Il y a de belles balades qui s’y prêtent dans votre répertoire.
Oh oui mais il y aussi d’autres titres que j’aimerais reprendre pour la première fois. Je l’ai d‘ailleurs fait dans mon dernier album en reprenant un titre des Beatles que Johnny et moi aimions beaucoup (“In my life”). Il faut l’écouter dans la continuité du “message”, le texte écrit par Eric Chemouny dont j’ai composé le motif musical. Ce morceau sert à assurer la transition entre les titres de Johnny et cette chanson en forme de conclusion.

C’est un titre extrait de “Rubber Soul”, mon album préféré des Beatles. Vous en aviez déjà repris “Drive my car” pour l’album “Nouvelle Vague” en 2007 et Johnny avait adapté “Girl” en français (“Je l‘aime”) en 1966.
Mais vous êtes une vraie encyclopédie musicale (rires). J‘ai enregistré “In my Life” en une prise, comme souvent avec les chansons d’émotion. Je ne les répète jamais.

Vous avez réussi à vous l’approprier sans la dénaturer ; c’est absolument magnifique.
J’ai demandé à mon arrangeur Michaël Lloyd d’en livrer une version différente : un tempo beaucoup plus lent car cette chanson évoque la perte des gens que l’on aime et d’un premier amour. J’avais procédé de la même manière pour “Mon enfance” de Barbara en adoptant un tempo plus lent. Mais en revanche, s’agissant des chansons de Johnny, j’ai voulu les reprendre telles quelles pour ne pas le trahir. J’adore “Gabrielle” et “Oh ma Jolie Sarah” ! Mais certains titres d’homme étaient infaisables comme “Requiem pour un fou”. Il y a une puissance incroyable dans ce titre. C’est un chef d’œuvre. L’auteur, Gilles Thibaut, était le meilleur de nos paroliers. On lui doit aussi “Par amour par pitié” pour moi et “Que je t’aime” pour Johnny.

Johnny Hallyday fete ses 50 ans au Parc des Princes en Juin 1993.

Y at-il des titres qui ont été envisagés puis écartés ?
Je n’ai enregistré que les titres qui se trouvent sur l’album. J’avais songé à reprendre “L’envie” mais pour un résultat optimal sur le plan technique, 14 chansons est le maximum.

“Les coups”, l’adaptation d’”Uptight” de Stevie Wonder, vous serait allée comme un gant…
J’aime quasiment toutes les chansons de Johnny mais il y en avait tellement qu’il a bien fallu faire un choix.

Vous aviez déjà repris “Retiens la nuit” lors d’une émission télé en 1990 (“Toute la musique qu’on aime”, NDLR) et “J’ai pleuré sur ma guitare” en duo avec Johnny lors d’un concert estival à Béziers, en 1980.
Je ne me souviens que très vaguement de l’émission où j’ai chanté “Retiens la nuit”. Mais je ne me souviens absolument pas avoir chanté “J’ai pleuré sur ma guitare” en duo avec Johnny.

C’est moi qui vous avais suggéré de la reprendre aux Folies Bergère en 2014.

**Données enregistrées:**
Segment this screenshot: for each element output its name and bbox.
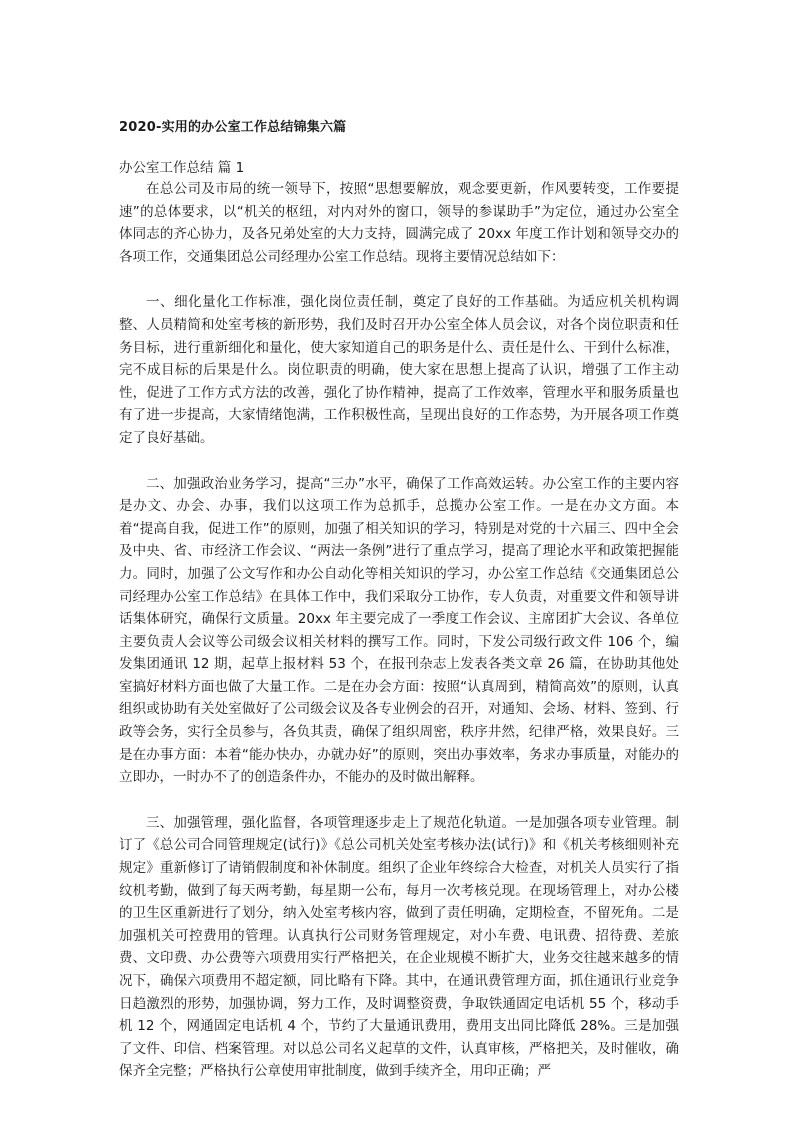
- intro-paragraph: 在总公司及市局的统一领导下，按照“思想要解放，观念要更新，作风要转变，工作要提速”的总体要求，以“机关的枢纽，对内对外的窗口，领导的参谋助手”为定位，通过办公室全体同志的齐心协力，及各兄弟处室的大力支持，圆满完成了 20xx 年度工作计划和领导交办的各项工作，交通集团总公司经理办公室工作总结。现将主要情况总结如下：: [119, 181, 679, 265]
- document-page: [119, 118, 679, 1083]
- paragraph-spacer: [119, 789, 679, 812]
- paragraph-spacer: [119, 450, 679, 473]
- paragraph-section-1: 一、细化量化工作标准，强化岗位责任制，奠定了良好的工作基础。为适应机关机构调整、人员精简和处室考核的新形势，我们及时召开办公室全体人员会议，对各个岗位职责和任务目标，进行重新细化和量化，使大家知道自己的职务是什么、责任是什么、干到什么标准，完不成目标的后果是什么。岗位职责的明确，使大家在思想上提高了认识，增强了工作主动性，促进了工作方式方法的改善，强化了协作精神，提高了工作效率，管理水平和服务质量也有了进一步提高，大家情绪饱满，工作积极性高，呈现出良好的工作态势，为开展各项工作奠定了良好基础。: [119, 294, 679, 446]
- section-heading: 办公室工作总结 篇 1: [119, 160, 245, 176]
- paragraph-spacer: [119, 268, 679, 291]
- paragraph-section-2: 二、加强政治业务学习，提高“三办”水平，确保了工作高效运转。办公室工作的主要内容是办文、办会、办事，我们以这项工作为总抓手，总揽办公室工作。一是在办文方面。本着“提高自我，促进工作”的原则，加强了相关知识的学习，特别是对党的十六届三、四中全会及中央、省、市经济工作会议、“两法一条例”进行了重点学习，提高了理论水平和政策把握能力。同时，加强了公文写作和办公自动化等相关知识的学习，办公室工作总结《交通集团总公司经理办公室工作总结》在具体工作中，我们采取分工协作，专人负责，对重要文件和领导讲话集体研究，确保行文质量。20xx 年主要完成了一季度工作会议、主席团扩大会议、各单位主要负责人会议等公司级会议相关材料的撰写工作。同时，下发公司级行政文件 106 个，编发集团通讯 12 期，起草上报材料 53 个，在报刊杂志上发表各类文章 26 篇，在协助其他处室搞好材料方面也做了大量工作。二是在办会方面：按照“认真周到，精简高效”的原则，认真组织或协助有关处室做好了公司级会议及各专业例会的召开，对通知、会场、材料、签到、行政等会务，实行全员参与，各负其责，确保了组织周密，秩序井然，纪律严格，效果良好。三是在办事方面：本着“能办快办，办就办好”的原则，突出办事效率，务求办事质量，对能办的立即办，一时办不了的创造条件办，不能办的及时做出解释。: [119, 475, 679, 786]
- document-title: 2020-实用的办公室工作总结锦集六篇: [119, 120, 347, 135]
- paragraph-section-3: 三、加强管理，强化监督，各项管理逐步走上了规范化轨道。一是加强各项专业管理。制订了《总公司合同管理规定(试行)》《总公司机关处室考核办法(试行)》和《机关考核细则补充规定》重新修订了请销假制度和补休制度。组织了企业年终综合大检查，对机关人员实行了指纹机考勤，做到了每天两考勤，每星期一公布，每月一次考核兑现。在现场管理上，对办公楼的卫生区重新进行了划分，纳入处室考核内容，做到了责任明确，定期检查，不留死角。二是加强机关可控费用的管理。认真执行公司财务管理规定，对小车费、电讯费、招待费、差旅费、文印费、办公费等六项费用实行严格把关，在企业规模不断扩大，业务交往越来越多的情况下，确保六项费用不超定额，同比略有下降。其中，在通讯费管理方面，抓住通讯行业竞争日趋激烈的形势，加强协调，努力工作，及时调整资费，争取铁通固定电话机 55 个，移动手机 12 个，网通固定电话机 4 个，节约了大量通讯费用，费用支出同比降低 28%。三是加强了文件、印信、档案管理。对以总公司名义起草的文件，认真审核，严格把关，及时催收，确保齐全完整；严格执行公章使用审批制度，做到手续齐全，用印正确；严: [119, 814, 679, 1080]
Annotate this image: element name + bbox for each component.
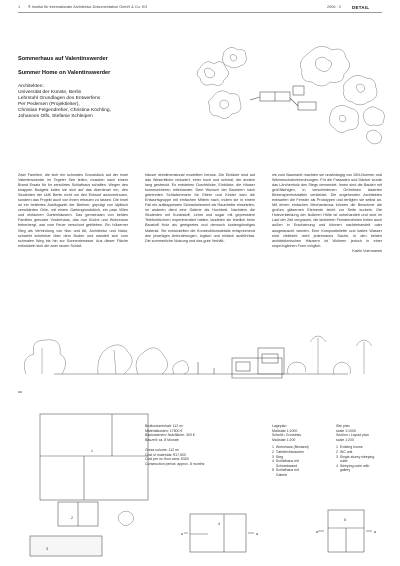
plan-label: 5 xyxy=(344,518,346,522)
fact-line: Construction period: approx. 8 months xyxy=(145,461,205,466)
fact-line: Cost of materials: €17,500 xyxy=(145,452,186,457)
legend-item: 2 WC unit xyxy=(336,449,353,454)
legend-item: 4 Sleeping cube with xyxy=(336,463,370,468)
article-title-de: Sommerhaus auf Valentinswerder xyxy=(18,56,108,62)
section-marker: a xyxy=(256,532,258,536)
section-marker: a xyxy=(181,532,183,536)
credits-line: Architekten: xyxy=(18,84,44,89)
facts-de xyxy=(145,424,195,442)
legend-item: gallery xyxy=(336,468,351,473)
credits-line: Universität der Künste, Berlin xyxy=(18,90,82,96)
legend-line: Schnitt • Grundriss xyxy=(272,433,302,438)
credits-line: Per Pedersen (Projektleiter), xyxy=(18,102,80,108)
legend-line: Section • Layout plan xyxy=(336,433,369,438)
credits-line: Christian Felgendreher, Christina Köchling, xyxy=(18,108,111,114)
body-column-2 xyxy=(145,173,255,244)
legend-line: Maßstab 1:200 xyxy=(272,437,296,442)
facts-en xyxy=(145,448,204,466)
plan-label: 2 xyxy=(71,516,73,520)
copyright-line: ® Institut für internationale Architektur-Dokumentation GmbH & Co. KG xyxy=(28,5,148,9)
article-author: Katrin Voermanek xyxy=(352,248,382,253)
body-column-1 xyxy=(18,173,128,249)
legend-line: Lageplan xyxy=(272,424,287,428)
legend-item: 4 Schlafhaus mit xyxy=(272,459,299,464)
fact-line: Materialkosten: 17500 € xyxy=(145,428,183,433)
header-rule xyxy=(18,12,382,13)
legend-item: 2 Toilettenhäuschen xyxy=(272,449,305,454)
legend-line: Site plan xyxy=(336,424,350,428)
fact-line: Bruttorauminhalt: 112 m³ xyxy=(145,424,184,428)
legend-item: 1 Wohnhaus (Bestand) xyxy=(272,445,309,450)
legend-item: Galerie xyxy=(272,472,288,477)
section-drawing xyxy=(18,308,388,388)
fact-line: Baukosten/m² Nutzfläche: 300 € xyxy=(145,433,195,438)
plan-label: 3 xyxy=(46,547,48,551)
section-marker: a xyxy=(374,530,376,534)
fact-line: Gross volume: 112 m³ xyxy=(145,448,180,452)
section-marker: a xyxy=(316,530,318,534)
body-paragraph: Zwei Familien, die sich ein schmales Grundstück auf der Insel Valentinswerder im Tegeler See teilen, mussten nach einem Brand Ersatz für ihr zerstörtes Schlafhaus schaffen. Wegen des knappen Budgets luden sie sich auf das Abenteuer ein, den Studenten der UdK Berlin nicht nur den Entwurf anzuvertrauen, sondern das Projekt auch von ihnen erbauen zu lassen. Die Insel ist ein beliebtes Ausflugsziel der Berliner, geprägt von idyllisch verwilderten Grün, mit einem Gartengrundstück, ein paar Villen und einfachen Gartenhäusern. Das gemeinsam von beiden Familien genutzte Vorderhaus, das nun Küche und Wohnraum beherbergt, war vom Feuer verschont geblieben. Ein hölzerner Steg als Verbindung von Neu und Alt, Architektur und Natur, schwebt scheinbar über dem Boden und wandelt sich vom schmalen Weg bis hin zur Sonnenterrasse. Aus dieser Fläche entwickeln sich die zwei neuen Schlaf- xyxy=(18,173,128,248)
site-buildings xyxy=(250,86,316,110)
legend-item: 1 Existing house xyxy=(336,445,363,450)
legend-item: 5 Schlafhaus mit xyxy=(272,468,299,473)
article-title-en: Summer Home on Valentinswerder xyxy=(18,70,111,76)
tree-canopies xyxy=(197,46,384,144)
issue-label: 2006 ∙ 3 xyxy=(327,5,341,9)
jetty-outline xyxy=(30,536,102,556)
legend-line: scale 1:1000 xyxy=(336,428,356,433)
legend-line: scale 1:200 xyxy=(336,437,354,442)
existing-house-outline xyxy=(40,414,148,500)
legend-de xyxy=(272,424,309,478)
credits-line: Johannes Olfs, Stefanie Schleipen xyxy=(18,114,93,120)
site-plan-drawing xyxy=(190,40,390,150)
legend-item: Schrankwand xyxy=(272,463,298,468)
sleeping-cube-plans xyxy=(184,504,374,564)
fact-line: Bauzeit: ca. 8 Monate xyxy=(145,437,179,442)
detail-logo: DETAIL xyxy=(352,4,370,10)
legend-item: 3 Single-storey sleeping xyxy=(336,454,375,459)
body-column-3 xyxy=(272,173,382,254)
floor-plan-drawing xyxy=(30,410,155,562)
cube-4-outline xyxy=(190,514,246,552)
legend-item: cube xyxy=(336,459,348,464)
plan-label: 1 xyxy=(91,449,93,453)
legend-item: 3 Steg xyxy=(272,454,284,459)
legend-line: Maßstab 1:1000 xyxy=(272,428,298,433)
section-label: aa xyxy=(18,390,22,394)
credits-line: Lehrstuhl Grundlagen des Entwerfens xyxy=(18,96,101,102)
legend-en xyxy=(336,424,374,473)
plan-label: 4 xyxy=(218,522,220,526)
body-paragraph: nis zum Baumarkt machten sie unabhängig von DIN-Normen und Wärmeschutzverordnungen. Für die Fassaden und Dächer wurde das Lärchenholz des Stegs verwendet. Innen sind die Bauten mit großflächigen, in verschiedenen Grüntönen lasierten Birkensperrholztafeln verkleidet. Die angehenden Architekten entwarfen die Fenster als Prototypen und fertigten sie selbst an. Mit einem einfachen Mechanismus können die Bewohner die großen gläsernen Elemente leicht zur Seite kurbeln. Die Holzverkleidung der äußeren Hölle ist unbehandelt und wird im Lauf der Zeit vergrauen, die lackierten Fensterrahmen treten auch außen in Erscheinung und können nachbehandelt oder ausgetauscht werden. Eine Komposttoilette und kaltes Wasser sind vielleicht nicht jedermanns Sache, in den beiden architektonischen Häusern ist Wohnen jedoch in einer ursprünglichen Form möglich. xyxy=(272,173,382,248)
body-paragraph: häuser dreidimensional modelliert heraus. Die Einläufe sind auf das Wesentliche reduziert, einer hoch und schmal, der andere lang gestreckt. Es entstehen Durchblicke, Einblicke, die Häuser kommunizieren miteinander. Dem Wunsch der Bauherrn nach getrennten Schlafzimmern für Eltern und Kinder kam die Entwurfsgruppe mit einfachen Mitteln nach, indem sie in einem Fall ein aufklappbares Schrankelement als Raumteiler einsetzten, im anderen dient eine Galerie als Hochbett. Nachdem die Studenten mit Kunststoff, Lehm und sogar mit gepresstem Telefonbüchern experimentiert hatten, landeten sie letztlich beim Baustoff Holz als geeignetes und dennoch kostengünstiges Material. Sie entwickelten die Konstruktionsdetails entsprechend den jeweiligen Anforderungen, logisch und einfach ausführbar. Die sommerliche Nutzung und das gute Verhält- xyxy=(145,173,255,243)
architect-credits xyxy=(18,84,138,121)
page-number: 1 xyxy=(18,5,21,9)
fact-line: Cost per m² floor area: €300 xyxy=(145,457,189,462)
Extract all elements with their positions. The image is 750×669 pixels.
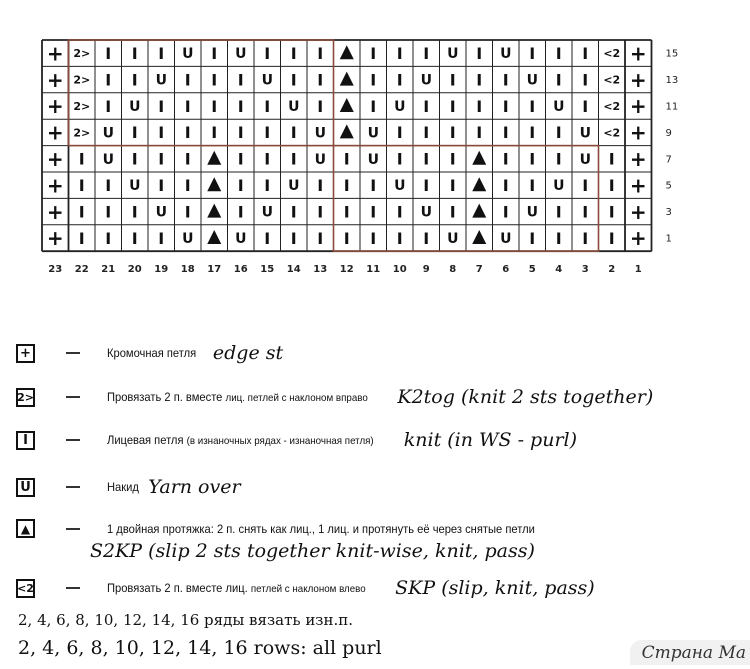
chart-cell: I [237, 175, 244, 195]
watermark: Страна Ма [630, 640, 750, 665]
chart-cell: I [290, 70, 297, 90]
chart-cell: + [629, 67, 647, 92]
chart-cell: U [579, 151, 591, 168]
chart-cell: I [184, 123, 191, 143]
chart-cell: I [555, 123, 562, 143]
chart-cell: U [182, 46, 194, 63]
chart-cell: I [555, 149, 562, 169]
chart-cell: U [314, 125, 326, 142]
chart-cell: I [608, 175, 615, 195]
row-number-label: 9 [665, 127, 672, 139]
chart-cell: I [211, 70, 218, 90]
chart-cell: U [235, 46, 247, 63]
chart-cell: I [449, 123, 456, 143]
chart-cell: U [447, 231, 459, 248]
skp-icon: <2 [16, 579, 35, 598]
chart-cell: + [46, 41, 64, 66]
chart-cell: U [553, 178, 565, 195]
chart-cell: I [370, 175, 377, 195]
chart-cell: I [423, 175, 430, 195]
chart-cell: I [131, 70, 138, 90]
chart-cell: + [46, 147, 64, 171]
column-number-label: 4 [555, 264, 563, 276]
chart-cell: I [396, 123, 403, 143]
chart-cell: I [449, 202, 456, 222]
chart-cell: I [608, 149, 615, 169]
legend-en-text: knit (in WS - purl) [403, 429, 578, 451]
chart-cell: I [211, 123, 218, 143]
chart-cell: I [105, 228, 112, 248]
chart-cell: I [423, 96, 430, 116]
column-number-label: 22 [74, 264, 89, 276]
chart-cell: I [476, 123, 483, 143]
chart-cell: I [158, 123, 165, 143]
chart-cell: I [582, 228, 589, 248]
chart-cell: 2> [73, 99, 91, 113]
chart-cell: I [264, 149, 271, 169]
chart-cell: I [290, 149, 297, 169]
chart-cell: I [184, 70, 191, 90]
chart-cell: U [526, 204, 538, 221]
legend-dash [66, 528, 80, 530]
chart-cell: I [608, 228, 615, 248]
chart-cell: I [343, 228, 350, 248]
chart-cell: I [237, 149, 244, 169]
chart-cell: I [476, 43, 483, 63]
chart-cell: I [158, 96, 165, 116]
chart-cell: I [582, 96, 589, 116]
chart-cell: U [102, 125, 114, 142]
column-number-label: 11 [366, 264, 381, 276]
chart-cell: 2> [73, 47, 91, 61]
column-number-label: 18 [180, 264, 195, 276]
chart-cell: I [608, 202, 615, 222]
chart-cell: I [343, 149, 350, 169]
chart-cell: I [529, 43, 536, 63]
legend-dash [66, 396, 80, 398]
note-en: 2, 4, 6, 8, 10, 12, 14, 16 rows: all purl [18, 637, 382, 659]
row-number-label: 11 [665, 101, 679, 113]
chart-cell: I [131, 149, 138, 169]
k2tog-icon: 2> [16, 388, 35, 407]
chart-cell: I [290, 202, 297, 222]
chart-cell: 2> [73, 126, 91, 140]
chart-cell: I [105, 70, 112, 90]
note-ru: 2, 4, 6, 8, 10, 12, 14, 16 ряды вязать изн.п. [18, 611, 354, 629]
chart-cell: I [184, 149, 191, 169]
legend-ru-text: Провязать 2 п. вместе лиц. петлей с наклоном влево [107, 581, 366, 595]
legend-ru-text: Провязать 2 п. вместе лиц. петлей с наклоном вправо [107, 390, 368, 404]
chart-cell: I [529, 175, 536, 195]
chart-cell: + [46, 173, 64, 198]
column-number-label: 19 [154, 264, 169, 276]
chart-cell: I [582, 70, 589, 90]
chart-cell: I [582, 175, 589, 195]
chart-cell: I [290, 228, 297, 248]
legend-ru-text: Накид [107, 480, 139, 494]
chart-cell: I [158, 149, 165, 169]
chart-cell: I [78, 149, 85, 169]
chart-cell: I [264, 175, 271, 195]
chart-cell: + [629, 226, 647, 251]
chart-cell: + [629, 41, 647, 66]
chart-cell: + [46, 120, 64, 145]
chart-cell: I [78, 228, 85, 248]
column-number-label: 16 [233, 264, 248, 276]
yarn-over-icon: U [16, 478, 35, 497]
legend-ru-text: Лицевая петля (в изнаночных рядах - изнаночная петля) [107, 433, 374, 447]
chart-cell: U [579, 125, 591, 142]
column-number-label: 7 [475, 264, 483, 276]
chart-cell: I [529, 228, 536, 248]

**Tâches et exercices:**
1/ Selon l'entretien, pourquoi la version de « In my life » a-t-elle un tempo beaucoup plus lent ? Répondez en une à trois phrases.
2/ Dressez la liste de toutes les chansons que l'entretien attribue à Gilles Thibaut.
3/ Poursuivez l'entretien sur la musique à partir de sa dernière réplique.
Le matériel n'a aucun lien avec l'entretien.

**Réponses attendues:**
1/ La chanson évoque la perte des gens que l'on aime et d'un premier amour.

2/ « Requiem pour un fou », « Par amour par pitié », « Que je t'aime ».

3/
Oui cela me revient maintenant. C’est une adaptation de “Loving arms” de Presley que j’adore. J’avais aussi repris “Souvenirs souvenirs” de façon plus lente. Je trouve les paroles si jolies : elles auraient pu être de Trénet !

Au cours de votre relation mouvementée, Johnny et vous avez chanté ensemble à 55 reprises (disques, émissions de télé et tournées confondues) sur 35 titres différents.
C’est incroyable ! Notre relation était d’autant plus mouvementée qu’elle était passionnelle.

De cette collaboration artistique, quels sont les premiers souvenirs qui vous reviennent ?
Notre première tournée d’été en 1963 et l’Olympia que nous avons fait ensemble.

Vous connaissant, j’étais certain que vous évoqueriez la scène… Et à la télévision ?
(Elle réfléchit longuement). Il y en a eu tellement. Je garde un bon souvenir du duo sur “Bonnie and Clyde”. Je trouve que les personnages nous allaient bien. Nous aimions également “Te tuer d’amour”, la face B de “J’ai un problème” qui a été mise en avant car la mélodie était plus grand public. Je pense aussi à l’adaptation que nous avions faite de “Fever” (Vivre, NDLR) même si les paroles françaises n’étaient pas inoubliables.

Le show TV de Jean-Christophe Averty que Johnny et vous avez tourné fin 1965 était très réussi. Vous chantez “La plus belle pour aller danser” et lui “Quand revient la nuit” qui figure aussi parmi vos reprises.
Ah oui, Jean-Christophe Averty était un homme de grand talent. Ses réalisations n’ont pas vieilli.

Vous souvenez-vous avoir séjourné au Brésil et enregistré là-bas avec Johnny ? Il a été question d’un album commun.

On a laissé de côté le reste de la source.